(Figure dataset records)
··········
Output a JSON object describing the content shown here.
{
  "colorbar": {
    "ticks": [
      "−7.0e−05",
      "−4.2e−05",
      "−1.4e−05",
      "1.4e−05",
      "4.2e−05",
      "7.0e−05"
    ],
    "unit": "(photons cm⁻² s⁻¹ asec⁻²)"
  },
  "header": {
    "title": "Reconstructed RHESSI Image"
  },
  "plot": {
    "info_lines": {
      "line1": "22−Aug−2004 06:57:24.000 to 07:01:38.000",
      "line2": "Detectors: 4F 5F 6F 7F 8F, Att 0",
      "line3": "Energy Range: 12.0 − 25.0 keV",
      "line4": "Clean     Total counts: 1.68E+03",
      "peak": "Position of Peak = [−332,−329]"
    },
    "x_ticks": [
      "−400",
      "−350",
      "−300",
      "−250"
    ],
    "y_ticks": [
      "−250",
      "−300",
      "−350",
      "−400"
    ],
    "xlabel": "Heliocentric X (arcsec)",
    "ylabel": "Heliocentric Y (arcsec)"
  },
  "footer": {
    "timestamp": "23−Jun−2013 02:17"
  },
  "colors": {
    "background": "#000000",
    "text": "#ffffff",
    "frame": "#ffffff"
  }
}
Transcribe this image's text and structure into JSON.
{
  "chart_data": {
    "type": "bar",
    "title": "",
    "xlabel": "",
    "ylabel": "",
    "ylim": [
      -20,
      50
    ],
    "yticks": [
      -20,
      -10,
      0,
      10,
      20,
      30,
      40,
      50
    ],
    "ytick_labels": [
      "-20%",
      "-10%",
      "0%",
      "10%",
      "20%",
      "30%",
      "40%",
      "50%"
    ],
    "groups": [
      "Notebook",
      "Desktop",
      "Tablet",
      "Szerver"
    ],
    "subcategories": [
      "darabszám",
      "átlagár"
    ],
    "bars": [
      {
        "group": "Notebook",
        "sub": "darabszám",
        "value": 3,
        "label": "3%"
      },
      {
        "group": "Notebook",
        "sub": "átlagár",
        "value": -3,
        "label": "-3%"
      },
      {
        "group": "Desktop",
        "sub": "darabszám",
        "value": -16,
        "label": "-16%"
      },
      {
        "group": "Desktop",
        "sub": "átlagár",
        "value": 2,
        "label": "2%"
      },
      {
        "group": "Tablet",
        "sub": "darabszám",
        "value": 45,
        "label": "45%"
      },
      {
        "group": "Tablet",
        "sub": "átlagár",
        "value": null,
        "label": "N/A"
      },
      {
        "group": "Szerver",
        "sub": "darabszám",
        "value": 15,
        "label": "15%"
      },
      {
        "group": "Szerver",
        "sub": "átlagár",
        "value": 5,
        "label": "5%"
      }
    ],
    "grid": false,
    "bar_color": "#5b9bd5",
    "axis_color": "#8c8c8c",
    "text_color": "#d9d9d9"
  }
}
··········
**Task goal**.
Copy out the whole listing exactly as written.

**Answer below**.
Output a JSON object describing the content shown here.
{
  "colorbar": {
    "ticks": [
      "−7.0e−05",
      "−4.2e−05",
      "−1.4e−05",
      "1.4e−05",
      "4.2e−05",
      "7.0e−05"
    ],
    "unit": "(photons cm⁻² s⁻¹ asec⁻²)"
  },
  "header": {
    "title": "Reconstructed RHESSI Image"
  },
  "plot": {
    "info_lines": {
      "line1": "22−Aug−2004 06:57:24.000 to 07:01:38.000",
      "line2": "Detectors: 4F 5F 6F 7F 8F, Att 0",
      "line3": "Energy Range: 12.0 − 25.0 keV",
      "line4": "Clean     Total counts: 1.68E+03",
      "peak": "Position of Peak = [−332,−329]"
    },
    "x_ticks": [
      "−400",
      "−350",
      "−300",
      "−250"
    ],
    "y_ticks": [
      "−250",
      "−300",
      "−350",
      "−400"
    ],
    "xlabel": "Heliocentric X (arcsec)",
    "ylabel": "Heliocentric Y (arcsec)"
  },
  "footer": {
    "timestamp": "23−Jun−2013 02:17"
  },
  "colors": {
    "background": "#000000",
    "text": "#ffffff",
    "frame": "#ffffff"
  }
}
Transcribe this image's text and structure into JSON.
{
  "chart_data": {
    "type": "bar",
    "title": "",
    "xlabel": "",
    "ylabel": "",
    "ylim": [
      -20,
      50
    ],
    "yticks": [
      -20,
      -10,
      0,
      10,
      20,
      30,
      40,
      50
    ],
    "ytick_labels": [
      "-20%",
      "-10%",
      "0%",
      "10%",
      "20%",
      "30%",
      "40%",
      "50%"
    ],
    "groups": [
      "Notebook",
      "Desktop",
      "Tablet",
      "Szerver"
    ],
    "subcategories": [
      "darabszám",
      "átlagár"
    ],
    "bars": [
      {
        "group": "Notebook",
        "sub": "darabszám",
        "value": 3,
        "label": "3%"
      },
      {
        "group": "Notebook",
        "sub": "átlagár",
        "value": -3,
        "label": "-3%"
      },
      {
        "group": "Desktop",
        "sub": "darabszám",
        "value": -16,
        "label": "-16%"
      },
      {
        "group": "Desktop",
        "sub": "átlagár",
        "value": 2,
        "label": "2%"
      },
      {
        "group": "Tablet",
        "sub": "darabszám",
        "value": 45,
        "label": "45%"
      },
      {
        "group": "Tablet",
        "sub": "átlagár",
        "value": null,
        "label": "N/A"
      },
      {
        "group": "Szerver",
        "sub": "darabszám",
        "value": 15,
        "label": "15%"
      },
      {
        "group": "Szerver",
        "sub": "átlagár",
        "value": 5,
        "label": "5%"
      }
    ],
    "grid": false,
    "bar_color": "#5b9bd5",
    "axis_color": "#8c8c8c",
    "text_color": "#d9d9d9"
  }
}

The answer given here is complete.